### THE EXERCISE
Lift out all lines below that contain "sample".

### TASK INPUT
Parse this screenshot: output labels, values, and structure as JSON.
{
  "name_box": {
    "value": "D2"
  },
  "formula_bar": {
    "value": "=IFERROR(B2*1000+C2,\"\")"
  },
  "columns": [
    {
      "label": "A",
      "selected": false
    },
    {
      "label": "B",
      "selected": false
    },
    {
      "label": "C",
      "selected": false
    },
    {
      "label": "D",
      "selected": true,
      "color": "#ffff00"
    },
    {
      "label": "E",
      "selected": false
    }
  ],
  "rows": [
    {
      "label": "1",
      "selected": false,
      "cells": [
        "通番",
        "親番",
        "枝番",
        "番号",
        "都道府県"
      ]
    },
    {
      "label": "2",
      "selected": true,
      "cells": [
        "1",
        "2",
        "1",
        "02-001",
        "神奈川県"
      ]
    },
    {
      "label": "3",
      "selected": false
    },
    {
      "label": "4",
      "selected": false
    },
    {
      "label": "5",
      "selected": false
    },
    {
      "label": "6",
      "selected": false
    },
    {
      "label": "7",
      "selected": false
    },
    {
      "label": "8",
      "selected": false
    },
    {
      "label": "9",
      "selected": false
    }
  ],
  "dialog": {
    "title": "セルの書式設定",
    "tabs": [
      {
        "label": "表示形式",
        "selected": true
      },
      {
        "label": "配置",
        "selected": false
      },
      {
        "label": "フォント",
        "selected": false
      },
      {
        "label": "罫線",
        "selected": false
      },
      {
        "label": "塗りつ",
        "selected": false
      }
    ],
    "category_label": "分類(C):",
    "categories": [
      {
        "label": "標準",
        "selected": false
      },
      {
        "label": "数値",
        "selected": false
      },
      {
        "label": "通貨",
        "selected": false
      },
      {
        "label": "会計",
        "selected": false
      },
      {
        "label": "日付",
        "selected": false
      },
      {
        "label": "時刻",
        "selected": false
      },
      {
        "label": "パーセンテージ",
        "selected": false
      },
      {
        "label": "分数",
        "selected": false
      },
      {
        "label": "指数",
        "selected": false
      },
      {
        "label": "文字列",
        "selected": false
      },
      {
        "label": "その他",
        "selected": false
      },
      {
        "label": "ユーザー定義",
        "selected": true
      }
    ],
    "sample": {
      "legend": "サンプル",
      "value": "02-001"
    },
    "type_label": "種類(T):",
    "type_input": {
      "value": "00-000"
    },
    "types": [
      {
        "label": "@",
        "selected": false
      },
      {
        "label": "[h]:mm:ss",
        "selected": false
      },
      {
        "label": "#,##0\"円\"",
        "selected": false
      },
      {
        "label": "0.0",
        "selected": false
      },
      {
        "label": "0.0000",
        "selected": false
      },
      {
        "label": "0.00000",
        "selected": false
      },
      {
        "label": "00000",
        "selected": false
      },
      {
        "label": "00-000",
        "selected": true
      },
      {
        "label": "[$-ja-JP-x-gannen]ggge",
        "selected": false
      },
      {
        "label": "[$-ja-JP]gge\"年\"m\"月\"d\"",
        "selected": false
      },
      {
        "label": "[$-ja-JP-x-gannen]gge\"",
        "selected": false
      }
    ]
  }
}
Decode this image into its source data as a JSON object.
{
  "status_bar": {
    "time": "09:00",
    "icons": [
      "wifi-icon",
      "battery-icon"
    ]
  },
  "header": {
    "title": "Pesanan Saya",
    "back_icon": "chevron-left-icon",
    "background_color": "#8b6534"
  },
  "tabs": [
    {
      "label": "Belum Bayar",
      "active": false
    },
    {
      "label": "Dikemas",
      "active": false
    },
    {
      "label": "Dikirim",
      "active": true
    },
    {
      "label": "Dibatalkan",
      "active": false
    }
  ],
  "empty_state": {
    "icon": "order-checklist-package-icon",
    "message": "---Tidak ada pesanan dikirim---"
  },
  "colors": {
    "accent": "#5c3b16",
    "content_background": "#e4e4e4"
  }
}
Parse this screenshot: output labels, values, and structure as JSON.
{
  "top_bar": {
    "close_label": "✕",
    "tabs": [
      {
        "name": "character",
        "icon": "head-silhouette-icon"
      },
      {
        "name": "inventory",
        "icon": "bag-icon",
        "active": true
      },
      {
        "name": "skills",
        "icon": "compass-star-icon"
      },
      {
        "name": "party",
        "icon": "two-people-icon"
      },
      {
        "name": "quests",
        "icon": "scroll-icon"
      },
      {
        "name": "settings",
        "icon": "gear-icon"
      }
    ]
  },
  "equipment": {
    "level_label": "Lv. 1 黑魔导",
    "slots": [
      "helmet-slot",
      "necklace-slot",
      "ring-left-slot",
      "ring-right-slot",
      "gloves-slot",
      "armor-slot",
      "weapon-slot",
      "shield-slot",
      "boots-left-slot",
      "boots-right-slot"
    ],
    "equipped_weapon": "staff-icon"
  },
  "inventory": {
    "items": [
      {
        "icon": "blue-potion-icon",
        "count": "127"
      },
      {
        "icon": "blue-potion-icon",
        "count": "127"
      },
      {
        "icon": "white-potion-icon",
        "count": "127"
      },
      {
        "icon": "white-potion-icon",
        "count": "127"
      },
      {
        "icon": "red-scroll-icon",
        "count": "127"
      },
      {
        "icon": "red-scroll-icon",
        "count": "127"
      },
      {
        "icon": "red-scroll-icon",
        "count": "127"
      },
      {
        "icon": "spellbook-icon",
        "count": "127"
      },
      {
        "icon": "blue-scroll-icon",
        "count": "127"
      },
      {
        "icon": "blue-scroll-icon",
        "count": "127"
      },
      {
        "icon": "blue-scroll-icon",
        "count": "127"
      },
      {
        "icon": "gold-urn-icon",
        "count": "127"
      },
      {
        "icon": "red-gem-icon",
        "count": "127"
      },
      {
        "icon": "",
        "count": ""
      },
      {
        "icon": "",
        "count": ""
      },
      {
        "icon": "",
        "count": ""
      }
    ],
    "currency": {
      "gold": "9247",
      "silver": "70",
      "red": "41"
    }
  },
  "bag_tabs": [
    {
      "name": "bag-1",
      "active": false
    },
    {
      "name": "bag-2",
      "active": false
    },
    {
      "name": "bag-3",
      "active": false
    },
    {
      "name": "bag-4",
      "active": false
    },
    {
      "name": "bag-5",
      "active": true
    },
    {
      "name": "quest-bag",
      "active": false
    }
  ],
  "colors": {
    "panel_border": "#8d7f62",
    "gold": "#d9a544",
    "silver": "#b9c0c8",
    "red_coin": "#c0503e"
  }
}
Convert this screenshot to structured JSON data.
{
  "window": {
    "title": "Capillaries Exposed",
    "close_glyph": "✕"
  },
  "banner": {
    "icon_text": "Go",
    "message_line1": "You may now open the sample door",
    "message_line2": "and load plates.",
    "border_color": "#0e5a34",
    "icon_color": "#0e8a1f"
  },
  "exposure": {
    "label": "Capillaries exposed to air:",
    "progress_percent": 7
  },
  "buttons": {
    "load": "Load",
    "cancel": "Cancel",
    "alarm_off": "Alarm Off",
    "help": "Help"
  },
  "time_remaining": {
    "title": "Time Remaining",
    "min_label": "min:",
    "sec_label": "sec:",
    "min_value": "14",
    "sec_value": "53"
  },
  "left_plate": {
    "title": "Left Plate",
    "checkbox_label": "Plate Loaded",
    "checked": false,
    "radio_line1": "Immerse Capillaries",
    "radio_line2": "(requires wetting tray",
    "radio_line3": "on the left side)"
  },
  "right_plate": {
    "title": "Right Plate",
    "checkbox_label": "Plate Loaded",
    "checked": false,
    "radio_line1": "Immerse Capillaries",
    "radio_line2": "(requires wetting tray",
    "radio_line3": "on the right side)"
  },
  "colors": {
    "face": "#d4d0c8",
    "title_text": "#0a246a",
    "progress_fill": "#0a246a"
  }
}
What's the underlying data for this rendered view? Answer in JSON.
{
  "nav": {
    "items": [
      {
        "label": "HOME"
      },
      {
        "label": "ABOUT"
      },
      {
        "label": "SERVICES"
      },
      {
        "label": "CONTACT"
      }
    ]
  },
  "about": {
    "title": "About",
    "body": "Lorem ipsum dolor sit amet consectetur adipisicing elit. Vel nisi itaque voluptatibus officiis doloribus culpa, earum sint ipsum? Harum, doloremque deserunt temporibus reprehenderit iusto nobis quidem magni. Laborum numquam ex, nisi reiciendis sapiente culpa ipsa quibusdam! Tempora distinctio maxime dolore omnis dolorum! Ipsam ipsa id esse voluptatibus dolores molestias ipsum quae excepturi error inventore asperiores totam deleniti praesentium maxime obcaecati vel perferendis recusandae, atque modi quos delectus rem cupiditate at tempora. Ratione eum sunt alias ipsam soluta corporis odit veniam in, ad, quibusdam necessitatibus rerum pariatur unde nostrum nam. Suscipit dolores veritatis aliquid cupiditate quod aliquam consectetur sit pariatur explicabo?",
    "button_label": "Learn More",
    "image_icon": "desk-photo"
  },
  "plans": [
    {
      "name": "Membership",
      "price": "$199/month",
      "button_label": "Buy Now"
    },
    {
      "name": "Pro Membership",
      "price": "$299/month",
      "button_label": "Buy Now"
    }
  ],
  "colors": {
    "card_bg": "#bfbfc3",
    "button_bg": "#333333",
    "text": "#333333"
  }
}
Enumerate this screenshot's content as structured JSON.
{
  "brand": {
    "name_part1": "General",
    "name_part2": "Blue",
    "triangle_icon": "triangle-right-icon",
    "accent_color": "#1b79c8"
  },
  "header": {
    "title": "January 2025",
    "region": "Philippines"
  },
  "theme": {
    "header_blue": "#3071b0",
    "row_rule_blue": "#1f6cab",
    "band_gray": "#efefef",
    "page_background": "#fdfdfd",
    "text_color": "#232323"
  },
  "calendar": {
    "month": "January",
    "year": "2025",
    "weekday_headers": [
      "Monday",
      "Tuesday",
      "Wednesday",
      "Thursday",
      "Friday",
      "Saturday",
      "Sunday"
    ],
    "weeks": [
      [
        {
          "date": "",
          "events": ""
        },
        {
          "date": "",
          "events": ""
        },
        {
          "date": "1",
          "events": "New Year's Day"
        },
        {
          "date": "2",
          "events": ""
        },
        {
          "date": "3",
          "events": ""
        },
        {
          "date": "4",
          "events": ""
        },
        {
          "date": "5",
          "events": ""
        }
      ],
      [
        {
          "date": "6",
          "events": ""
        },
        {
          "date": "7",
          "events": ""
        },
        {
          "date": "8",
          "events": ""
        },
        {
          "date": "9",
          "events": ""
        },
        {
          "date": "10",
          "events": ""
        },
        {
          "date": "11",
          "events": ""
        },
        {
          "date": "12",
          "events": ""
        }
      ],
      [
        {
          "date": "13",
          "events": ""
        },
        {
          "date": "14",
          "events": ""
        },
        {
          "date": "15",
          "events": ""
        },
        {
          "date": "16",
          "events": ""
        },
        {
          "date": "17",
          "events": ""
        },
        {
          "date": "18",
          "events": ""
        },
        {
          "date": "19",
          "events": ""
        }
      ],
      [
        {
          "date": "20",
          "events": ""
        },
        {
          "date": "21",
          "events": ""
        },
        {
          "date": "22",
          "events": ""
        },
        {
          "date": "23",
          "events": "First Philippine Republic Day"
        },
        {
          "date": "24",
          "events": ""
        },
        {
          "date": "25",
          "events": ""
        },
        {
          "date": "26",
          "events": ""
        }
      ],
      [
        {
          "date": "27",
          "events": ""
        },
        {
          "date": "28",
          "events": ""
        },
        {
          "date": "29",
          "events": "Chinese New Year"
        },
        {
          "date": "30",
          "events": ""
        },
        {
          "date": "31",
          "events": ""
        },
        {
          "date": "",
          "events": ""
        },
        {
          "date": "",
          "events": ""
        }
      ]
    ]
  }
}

### EXPECTED OUTPUT
    "sample": {
    "message_line1": "You may now open the sample door",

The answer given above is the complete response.